◆ Source material ◆
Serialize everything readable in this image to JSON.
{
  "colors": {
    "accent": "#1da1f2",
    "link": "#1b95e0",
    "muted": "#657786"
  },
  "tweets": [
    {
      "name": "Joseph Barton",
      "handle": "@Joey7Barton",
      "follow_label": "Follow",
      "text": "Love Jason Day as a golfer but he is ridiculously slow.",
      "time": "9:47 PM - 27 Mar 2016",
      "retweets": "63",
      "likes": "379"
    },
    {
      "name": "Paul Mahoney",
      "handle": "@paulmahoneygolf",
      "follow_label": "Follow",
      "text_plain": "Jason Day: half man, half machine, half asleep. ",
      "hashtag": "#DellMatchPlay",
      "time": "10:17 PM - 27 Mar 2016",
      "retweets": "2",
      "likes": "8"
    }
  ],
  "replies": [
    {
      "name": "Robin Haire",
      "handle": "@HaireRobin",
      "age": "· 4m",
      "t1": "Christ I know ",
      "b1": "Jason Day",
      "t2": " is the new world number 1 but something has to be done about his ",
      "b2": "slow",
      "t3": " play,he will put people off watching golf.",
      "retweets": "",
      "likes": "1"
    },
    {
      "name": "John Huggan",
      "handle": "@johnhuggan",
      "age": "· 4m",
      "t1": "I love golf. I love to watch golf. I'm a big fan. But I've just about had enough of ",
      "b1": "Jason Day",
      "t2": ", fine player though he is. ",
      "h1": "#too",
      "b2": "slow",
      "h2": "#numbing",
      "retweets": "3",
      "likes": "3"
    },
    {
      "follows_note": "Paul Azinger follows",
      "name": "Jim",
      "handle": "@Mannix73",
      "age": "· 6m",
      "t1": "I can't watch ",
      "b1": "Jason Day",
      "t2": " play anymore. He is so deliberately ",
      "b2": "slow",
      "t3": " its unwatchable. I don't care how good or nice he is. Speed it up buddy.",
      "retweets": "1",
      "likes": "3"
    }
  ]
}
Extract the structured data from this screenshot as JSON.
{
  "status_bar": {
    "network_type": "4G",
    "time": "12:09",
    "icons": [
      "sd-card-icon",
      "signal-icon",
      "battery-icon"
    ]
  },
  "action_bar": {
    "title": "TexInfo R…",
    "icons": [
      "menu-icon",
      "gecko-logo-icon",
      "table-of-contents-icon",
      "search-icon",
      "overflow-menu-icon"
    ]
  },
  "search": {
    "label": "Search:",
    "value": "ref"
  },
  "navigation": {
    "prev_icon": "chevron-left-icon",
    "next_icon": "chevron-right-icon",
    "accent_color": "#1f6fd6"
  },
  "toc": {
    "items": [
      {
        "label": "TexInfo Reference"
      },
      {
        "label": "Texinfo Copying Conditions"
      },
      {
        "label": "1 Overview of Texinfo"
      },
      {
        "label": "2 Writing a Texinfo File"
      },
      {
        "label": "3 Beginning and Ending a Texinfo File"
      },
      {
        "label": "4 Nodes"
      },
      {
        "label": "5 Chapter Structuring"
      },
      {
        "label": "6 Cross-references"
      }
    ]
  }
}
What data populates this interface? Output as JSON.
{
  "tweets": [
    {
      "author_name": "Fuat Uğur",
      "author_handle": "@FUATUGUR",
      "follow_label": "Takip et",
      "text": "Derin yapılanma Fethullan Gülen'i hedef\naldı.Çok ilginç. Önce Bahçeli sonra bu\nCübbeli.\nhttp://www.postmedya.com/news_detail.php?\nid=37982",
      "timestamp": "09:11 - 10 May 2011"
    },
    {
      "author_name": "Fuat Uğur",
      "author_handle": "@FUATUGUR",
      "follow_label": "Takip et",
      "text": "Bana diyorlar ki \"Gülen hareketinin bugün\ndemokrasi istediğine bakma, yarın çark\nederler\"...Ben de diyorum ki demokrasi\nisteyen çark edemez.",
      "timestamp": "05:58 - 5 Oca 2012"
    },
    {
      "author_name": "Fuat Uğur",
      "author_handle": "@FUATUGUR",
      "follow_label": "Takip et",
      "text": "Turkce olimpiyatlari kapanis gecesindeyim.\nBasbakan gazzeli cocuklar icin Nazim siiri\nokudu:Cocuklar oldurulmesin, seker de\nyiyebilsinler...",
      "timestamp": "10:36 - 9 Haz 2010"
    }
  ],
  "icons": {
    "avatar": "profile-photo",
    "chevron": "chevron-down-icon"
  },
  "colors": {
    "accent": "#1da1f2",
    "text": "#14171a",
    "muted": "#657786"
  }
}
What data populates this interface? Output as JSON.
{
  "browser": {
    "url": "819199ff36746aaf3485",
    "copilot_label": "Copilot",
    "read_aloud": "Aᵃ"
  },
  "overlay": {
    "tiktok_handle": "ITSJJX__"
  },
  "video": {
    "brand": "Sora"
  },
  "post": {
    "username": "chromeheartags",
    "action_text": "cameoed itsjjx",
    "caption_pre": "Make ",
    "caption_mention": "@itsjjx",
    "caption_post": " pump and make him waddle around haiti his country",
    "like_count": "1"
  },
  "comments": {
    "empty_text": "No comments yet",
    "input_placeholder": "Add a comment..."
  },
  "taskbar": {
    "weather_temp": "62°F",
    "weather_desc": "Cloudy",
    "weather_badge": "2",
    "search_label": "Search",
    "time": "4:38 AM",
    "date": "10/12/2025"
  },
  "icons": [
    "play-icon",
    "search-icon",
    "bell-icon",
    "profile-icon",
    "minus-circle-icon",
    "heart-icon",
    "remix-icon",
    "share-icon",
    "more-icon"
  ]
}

◆ Exercise objective ◆
Reproduce every line of the material above exactly.

◆ The output ◆
Serialize everything readable in this image to JSON.
{
  "colors": {
    "accent": "#1da1f2",
    "link": "#1b95e0",
    "muted": "#657786"
  },
  "tweets": [
    {
      "name": "Joseph Barton",
      "handle": "@Joey7Barton",
      "follow_label": "Follow",
      "text": "Love Jason Day as a golfer but he is ridiculously slow.",
      "time": "9:47 PM - 27 Mar 2016",
      "retweets": "63",
      "likes": "379"
    },
    {
      "name": "Paul Mahoney",
      "handle": "@paulmahoneygolf",
      "follow_label": "Follow",
      "text_plain": "Jason Day: half man, half machine, half asleep. ",
      "hashtag": "#DellMatchPlay",
      "time": "10:17 PM - 27 Mar 2016",
      "retweets": "2",
      "likes": "8"
    }
  ],
  "replies": [
    {
      "name": "Robin Haire",
      "handle": "@HaireRobin",
      "age": "· 4m",
      "t1": "Christ I know ",
      "b1": "Jason Day",
      "t2": " is the new world number 1 but something has to be done about his ",
      "b2": "slow",
      "t3": " play,he will put people off watching golf.",
      "retweets": "",
      "likes": "1"
    },
    {
      "name": "John Huggan",
      "handle": "@johnhuggan",
      "age": "· 4m",
      "t1": "I love golf. I love to watch golf. I'm a big fan. But I've just about had enough of ",
      "b1": "Jason Day",
      "t2": ", fine player though he is. ",
      "h1": "#too",
      "b2": "slow",
      "h2": "#numbing",
      "retweets": "3",
      "likes": "3"
    },
    {
      "follows_note": "Paul Azinger follows",
      "name": "Jim",
      "handle": "@Mannix73",
      "age": "· 6m",
      "t1": "I can't watch ",
      "b1": "Jason Day",
      "t2": " play anymore. He is so deliberately ",
      "b2": "slow",
      "t3": " its unwatchable. I don't care how good or nice he is. Speed it up buddy.",
      "retweets": "1",
      "likes": "3"
    }
  ]
}
Extract the structured data from this screenshot as JSON.
{
  "status_bar": {
    "network_type": "4G",
    "time": "12:09",
    "icons": [
      "sd-card-icon",
      "signal-icon",
      "battery-icon"
    ]
  },
  "action_bar": {
    "title": "TexInfo R…",
    "icons": [
      "menu-icon",
      "gecko-logo-icon",
      "table-of-contents-icon",
      "search-icon",
      "overflow-menu-icon"
    ]
  },
  "search": {
    "label": "Search:",
    "value": "ref"
  },
  "navigation": {
    "prev_icon": "chevron-left-icon",
    "next_icon": "chevron-right-icon",
    "accent_color": "#1f6fd6"
  },
  "toc": {
    "items": [
      {
        "label": "TexInfo Reference"
      },
      {
        "label": "Texinfo Copying Conditions"
      },
      {
        "label": "1 Overview of Texinfo"
      },
      {
        "label": "2 Writing a Texinfo File"
      },
      {
        "label": "3 Beginning and Ending a Texinfo File"
      },
      {
        "label": "4 Nodes"
      },
      {
        "label": "5 Chapter Structuring"
      },
      {
        "label": "6 Cross-references"
      }
    ]
  }
}
What data populates this interface? Output as JSON.
{
  "tweets": [
    {
      "author_name": "Fuat Uğur",
      "author_handle": "@FUATUGUR",
      "follow_label": "Takip et",
      "text": "Derin yapılanma Fethullan Gülen'i hedef\naldı.Çok ilginç. Önce Bahçeli sonra bu\nCübbeli.\nhttp://www.postmedya.com/news_detail.php?\nid=37982",
      "timestamp": "09:11 - 10 May 2011"
    },
    {
      "author_name": "Fuat Uğur",
      "author_handle": "@FUATUGUR",
      "follow_label": "Takip et",
      "text": "Bana diyorlar ki \"Gülen hareketinin bugün\ndemokrasi istediğine bakma, yarın çark\nederler\"...Ben de diyorum ki demokrasi\nisteyen çark edemez.",
      "timestamp": "05:58 - 5 Oca 2012"
    },
    {
      "author_name": "Fuat Uğur",
      "author_handle": "@FUATUGUR",
      "follow_label": "Takip et",
      "text": "Turkce olimpiyatlari kapanis gecesindeyim.\nBasbakan gazzeli cocuklar icin Nazim siiri\nokudu:Cocuklar oldurulmesin, seker de\nyiyebilsinler...",
      "timestamp": "10:36 - 9 Haz 2010"
    }
  ],
  "icons": {
    "avatar": "profile-photo",
    "chevron": "chevron-down-icon"
  },
  "colors": {
    "accent": "#1da1f2",
    "text": "#14171a",
    "muted": "#657786"
  }
}
What data populates this interface? Output as JSON.
{
  "browser": {
    "url": "819199ff36746aaf3485",
    "copilot_label": "Copilot",
    "read_aloud": "Aᵃ"
  },
  "overlay": {
    "tiktok_handle": "ITSJJX__"
  },
  "video": {
    "brand": "Sora"
  },
  "post": {
    "username": "chromeheartags",
    "action_text": "cameoed itsjjx",
    "caption_pre": "Make ",
    "caption_mention": "@itsjjx",
    "caption_post": " pump and make him waddle around haiti his country",
    "like_count": "1"
  },
  "comments": {
    "empty_text": "No comments yet",
    "input_placeholder": "Add a comment..."
  },
  "taskbar": {
    "weather_temp": "62°F",
    "weather_desc": "Cloudy",
    "weather_badge": "2",
    "search_label": "Search",
    "time": "4:38 AM",
    "date": "10/12/2025"
  },
  "icons": [
    "play-icon",
    "search-icon",
    "bell-icon",
    "profile-icon",
    "minus-circle-icon",
    "heart-icon",
    "remix-icon",
    "share-icon",
    "more-icon"
  ]
}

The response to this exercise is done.